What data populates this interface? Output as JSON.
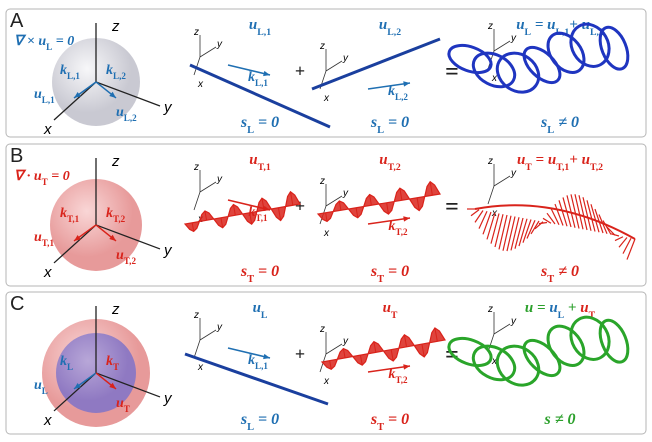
{
  "panels": [
    {
      "letter": "A",
      "condition": {
        "color": "#1f6fb2",
        "segments": [
          {
            "t": "∇ × "
          },
          {
            "t": "u",
            "sub": "L"
          },
          {
            "t": " = 0"
          }
        ]
      },
      "axis_labels": {
        "z": "z",
        "y": "y",
        "x": "x"
      },
      "sphere_labels": [
        {
          "color": "#1f6fb2",
          "segments": [
            {
              "t": "k",
              "sub": "L,1"
            }
          ]
        },
        {
          "color": "#1f6fb2",
          "segments": [
            {
              "t": "k",
              "sub": "L,2"
            }
          ]
        },
        {
          "color": "#1f6fb2",
          "segments": [
            {
              "t": "u",
              "sub": "L,1"
            }
          ]
        },
        {
          "color": "#1f6fb2",
          "segments": [
            {
              "t": "u",
              "sub": "L,2"
            }
          ]
        }
      ],
      "fields": [
        {
          "title": {
            "color": "#1f6fb2",
            "segments": [
              {
                "t": "u",
                "sub": "L,1"
              }
            ]
          },
          "k": {
            "color": "#1f6fb2",
            "segments": [
              {
                "t": "k",
                "sub": "L,1"
              }
            ]
          },
          "spin": {
            "color": "#1f6fb2",
            "segments": [
              {
                "t": "s",
                "sub": "L"
              },
              {
                "t": " = 0"
              }
            ]
          }
        },
        {
          "title": {
            "color": "#1f6fb2",
            "segments": [
              {
                "t": "u",
                "sub": "L,2"
              }
            ]
          },
          "k": {
            "color": "#1f6fb2",
            "segments": [
              {
                "t": "k",
                "sub": "L,2"
              }
            ]
          },
          "spin": {
            "color": "#1f6fb2",
            "segments": [
              {
                "t": "s",
                "sub": "L"
              },
              {
                "t": " = 0"
              }
            ]
          }
        },
        {
          "title": {
            "color": "#1f6fb2",
            "segments": [
              {
                "t": "u",
                "sub": "L"
              },
              {
                "t": " = "
              },
              {
                "t": "u",
                "sub": "L,1"
              },
              {
                "t": "+ "
              },
              {
                "t": "u",
                "sub": "L,2"
              }
            ]
          },
          "spin": {
            "color": "#1f6fb2",
            "segments": [
              {
                "t": "s",
                "sub": "L"
              },
              {
                "t": " ≠ 0"
              }
            ]
          }
        }
      ],
      "operators": [
        "+",
        "="
      ]
    },
    {
      "letter": "B",
      "condition": {
        "color": "#d9231b",
        "segments": [
          {
            "t": "∇ · "
          },
          {
            "t": "u",
            "sub": "T"
          },
          {
            "t": " = 0"
          }
        ]
      },
      "axis_labels": {
        "z": "z",
        "y": "y",
        "x": "x"
      },
      "sphere_labels": [
        {
          "color": "#d9231b",
          "segments": [
            {
              "t": "k",
              "sub": "T,1"
            }
          ]
        },
        {
          "color": "#d9231b",
          "segments": [
            {
              "t": "k",
              "sub": "T,2"
            }
          ]
        },
        {
          "color": "#d9231b",
          "segments": [
            {
              "t": "u",
              "sub": "T,1"
            }
          ]
        },
        {
          "color": "#d9231b",
          "segments": [
            {
              "t": "u",
              "sub": "T,2"
            }
          ]
        }
      ],
      "fields": [
        {
          "title": {
            "color": "#d9231b",
            "segments": [
              {
                "t": "u",
                "sub": "T,1"
              }
            ]
          },
          "k": {
            "color": "#d9231b",
            "segments": [
              {
                "t": "k",
                "sub": "T,1"
              }
            ]
          },
          "spin": {
            "color": "#d9231b",
            "segments": [
              {
                "t": "s",
                "sub": "T"
              },
              {
                "t": " = 0"
              }
            ]
          }
        },
        {
          "title": {
            "color": "#d9231b",
            "segments": [
              {
                "t": "u",
                "sub": "T,2"
              }
            ]
          },
          "k": {
            "color": "#d9231b",
            "segments": [
              {
                "t": "k",
                "sub": "T,2"
              }
            ]
          },
          "spin": {
            "color": "#d9231b",
            "segments": [
              {
                "t": "s",
                "sub": "T"
              },
              {
                "t": " = 0"
              }
            ]
          }
        },
        {
          "title": {
            "color": "#d9231b",
            "segments": [
              {
                "t": "u",
                "sub": "T"
              },
              {
                "t": " = "
              },
              {
                "t": "u",
                "sub": "T,1"
              },
              {
                "t": "+ "
              },
              {
                "t": "u",
                "sub": "T,2"
              }
            ]
          },
          "spin": {
            "color": "#d9231b",
            "segments": [
              {
                "t": "s",
                "sub": "T"
              },
              {
                "t": " ≠ 0"
              }
            ]
          }
        }
      ],
      "operators": [
        "+",
        "="
      ]
    },
    {
      "letter": "C",
      "axis_labels": {
        "z": "z",
        "y": "y",
        "x": "x"
      },
      "sphere_labels": [
        {
          "color": "#1f6fb2",
          "segments": [
            {
              "t": "k",
              "sub": "L"
            }
          ]
        },
        {
          "color": "#d9231b",
          "segments": [
            {
              "t": "k",
              "sub": "T"
            }
          ]
        },
        {
          "color": "#1f6fb2",
          "segments": [
            {
              "t": "u",
              "sub": "L"
            }
          ]
        },
        {
          "color": "#d9231b",
          "segments": [
            {
              "t": "u",
              "sub": "T"
            }
          ]
        }
      ],
      "fields": [
        {
          "title": {
            "color": "#1f6fb2",
            "segments": [
              {
                "t": "u",
                "sub": "L"
              }
            ]
          },
          "k": {
            "color": "#1f6fb2",
            "segments": [
              {
                "t": "k",
                "sub": "L,1"
              }
            ]
          },
          "spin": {
            "color": "#1f6fb2",
            "segments": [
              {
                "t": "s",
                "sub": "L"
              },
              {
                "t": " = 0"
              }
            ]
          }
        },
        {
          "title": {
            "color": "#d9231b",
            "segments": [
              {
                "t": "u",
                "sub": "T"
              }
            ]
          },
          "k": {
            "color": "#d9231b",
            "segments": [
              {
                "t": "k",
                "sub": "T,2"
              }
            ]
          },
          "spin": {
            "color": "#d9231b",
            "segments": [
              {
                "t": "s",
                "sub": "T"
              },
              {
                "t": " = 0"
              }
            ]
          }
        },
        {
          "title": {
            "color": "#2ca02c",
            "segments": [
              {
                "t": "u"
              },
              {
                "t": " = "
              },
              {
                "t": "u",
                "sub": "L",
                "color": "#1f6fb2"
              },
              {
                "t": " + "
              },
              {
                "t": "u",
                "sub": "T",
                "color": "#d9231b"
              }
            ]
          },
          "spin": {
            "color": "#2ca02c",
            "segments": [
              {
                "t": "s"
              },
              {
                "t": " ≠ 0"
              }
            ]
          }
        }
      ],
      "operators": [
        "+",
        "="
      ]
    }
  ]
}
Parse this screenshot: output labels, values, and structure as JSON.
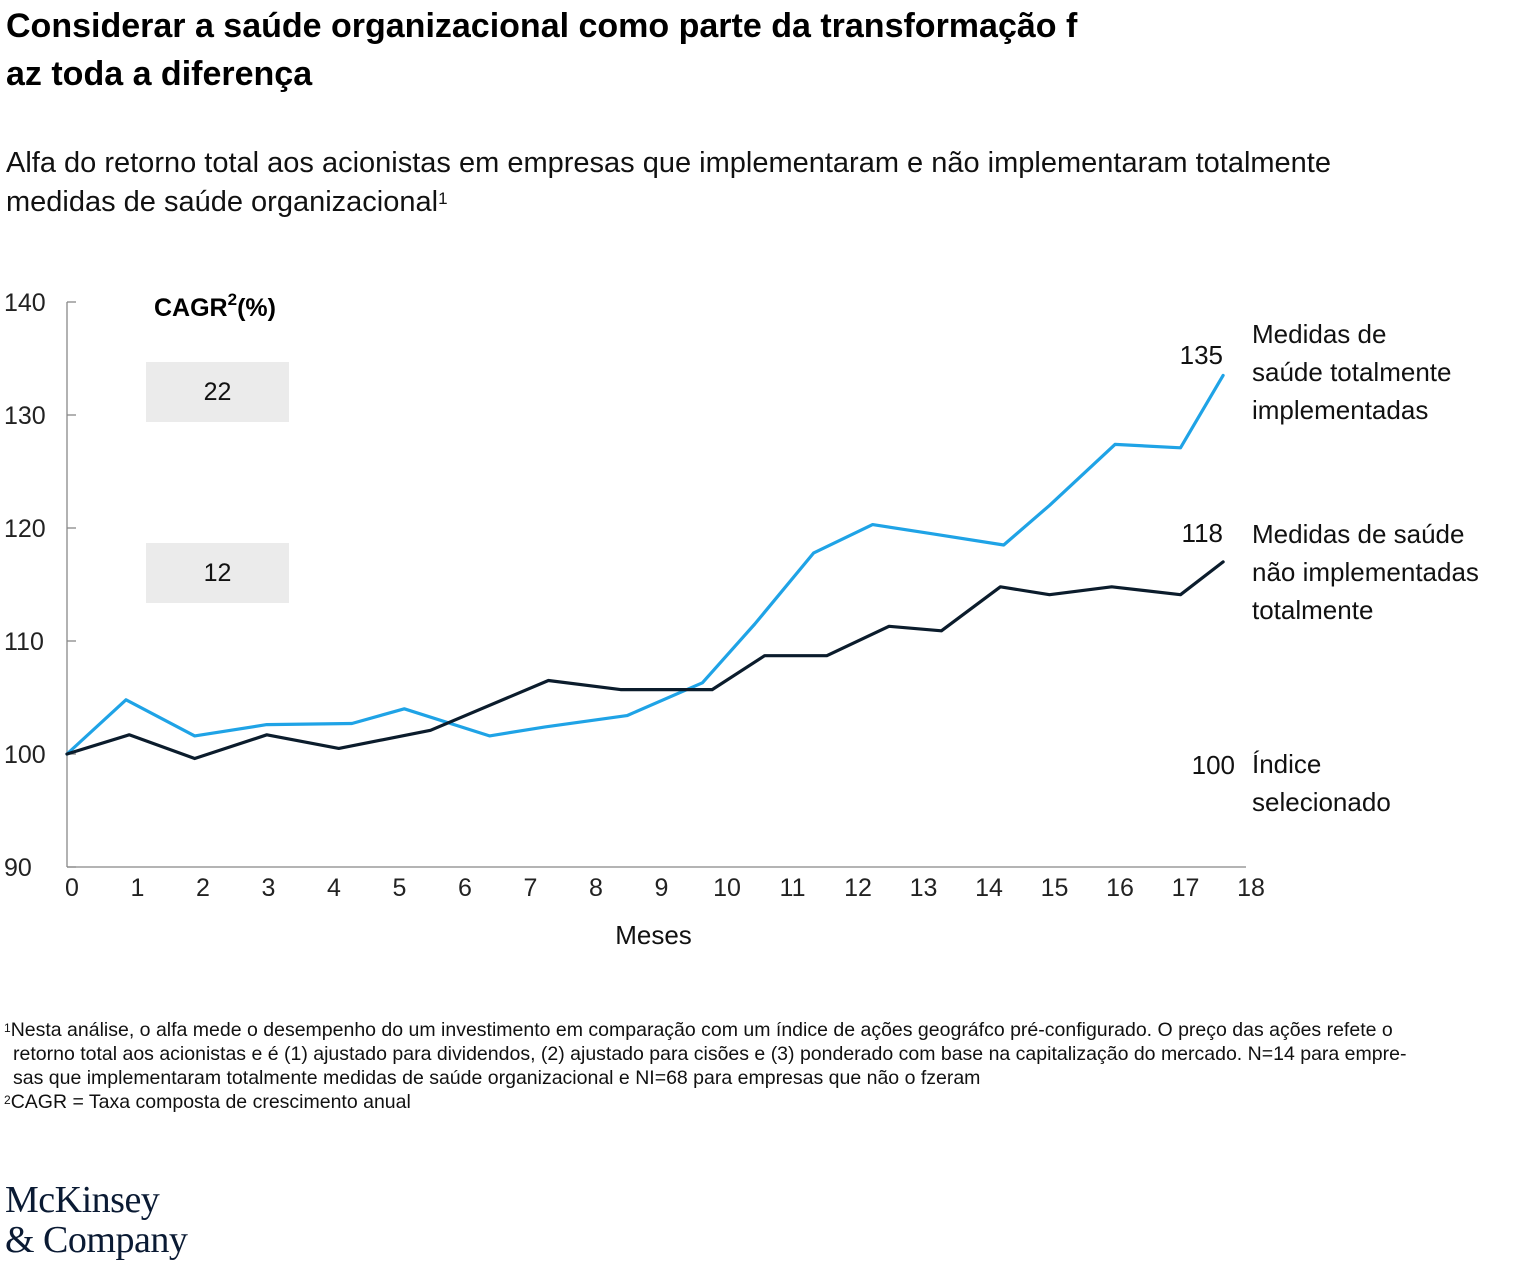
{
  "title_line1": "Considerar a saúde organizacional como parte da transformação f",
  "title_line2": "az toda a diferença",
  "subtitle_line1": "Alfa do retorno total aos acionistas em empresas que implementaram e não implementaram totalmente",
  "subtitle_line2": "medidas de saúde organizacional",
  "subtitle_sup": "1",
  "cagr_header": "CAGR",
  "cagr_sup": "2",
  "cagr_suffix": "(%)",
  "cagr_values": [
    "22",
    "12"
  ],
  "end_labels": [
    "135",
    "118",
    "100"
  ],
  "legend": {
    "full": [
      "Medidas de",
      "saúde totalmente",
      "implementadas"
    ],
    "partial": [
      "Medidas de saúde",
      "não implementadas",
      "totalmente"
    ],
    "index": [
      "Índice",
      "selecionado"
    ]
  },
  "footnotes": {
    "n1_mark": "1",
    "n1_line1": "Nesta análise, o alfa mede o desempenho do um investimento em comparação com um índice de ações geográfco pré-configurado. O preço das ações refete o",
    "n1_line2": "retorno total aos acionistas e é (1) ajustado para dividendos, (2) ajustado para cisões e (3) ponderado com base na capitalização do mercado. N=14 para empre-",
    "n1_line3": "sas que implementaram totalmente medidas de saúde organizacional e NI=68 para empresas que não o fzeram",
    "n2_mark": "2",
    "n2_text": "CAGR = Taxa composta de crescimento anual"
  },
  "logo_line1": "McKinsey",
  "logo_line2": "& Company",
  "colors": {
    "full": "#1fa3e6",
    "partial": "#0b1c2c",
    "axis": "#888888"
  },
  "chart_data": {
    "type": "line",
    "xlabel": "Meses",
    "ylabel": "",
    "ylim": [
      90,
      140
    ],
    "xlim": [
      0,
      18
    ],
    "yticks": [
      90,
      100,
      110,
      120,
      130,
      140
    ],
    "xticks": [
      0,
      1,
      2,
      3,
      4,
      5,
      6,
      7,
      8,
      9,
      10,
      11,
      12,
      13,
      14,
      15,
      16,
      17,
      18
    ],
    "series": [
      {
        "name": "Medidas de saúde totalmente implementadas",
        "color": "#1fa3e6",
        "x": [
          0,
          0.9,
          1.95,
          3.05,
          4.35,
          5.15,
          6.45,
          7.3,
          8.55,
          9.7,
          10.5,
          11.4,
          12.3,
          13.2,
          14.3,
          15.0,
          16.0,
          17.0,
          17.65
        ],
        "y": [
          100,
          104.8,
          101.6,
          102.6,
          102.7,
          104.0,
          101.6,
          102.4,
          103.4,
          106.3,
          111.5,
          117.8,
          120.3,
          119.5,
          118.5,
          122.0,
          127.4,
          127.1,
          133.5
        ]
      },
      {
        "name": "Medidas de saúde não implementadas totalmente",
        "color": "#0b1c2c",
        "x": [
          0,
          0.95,
          1.95,
          3.05,
          4.15,
          5.55,
          7.35,
          8.45,
          9.85,
          10.65,
          11.6,
          12.55,
          13.35,
          14.25,
          15.0,
          15.95,
          17.0,
          17.65
        ],
        "y": [
          100,
          101.7,
          99.6,
          101.7,
          100.5,
          102.1,
          106.5,
          105.7,
          105.7,
          108.7,
          108.7,
          111.3,
          110.9,
          114.8,
          114.1,
          114.8,
          114.1,
          117.0
        ]
      }
    ],
    "end_values": [
      135,
      118,
      100
    ],
    "cagr_percent": [
      22,
      12
    ]
  }
}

# # # # #

Job » Across the records above, count the lines holding "saúde" and reply with that number alone.

Solution to the exercise » 7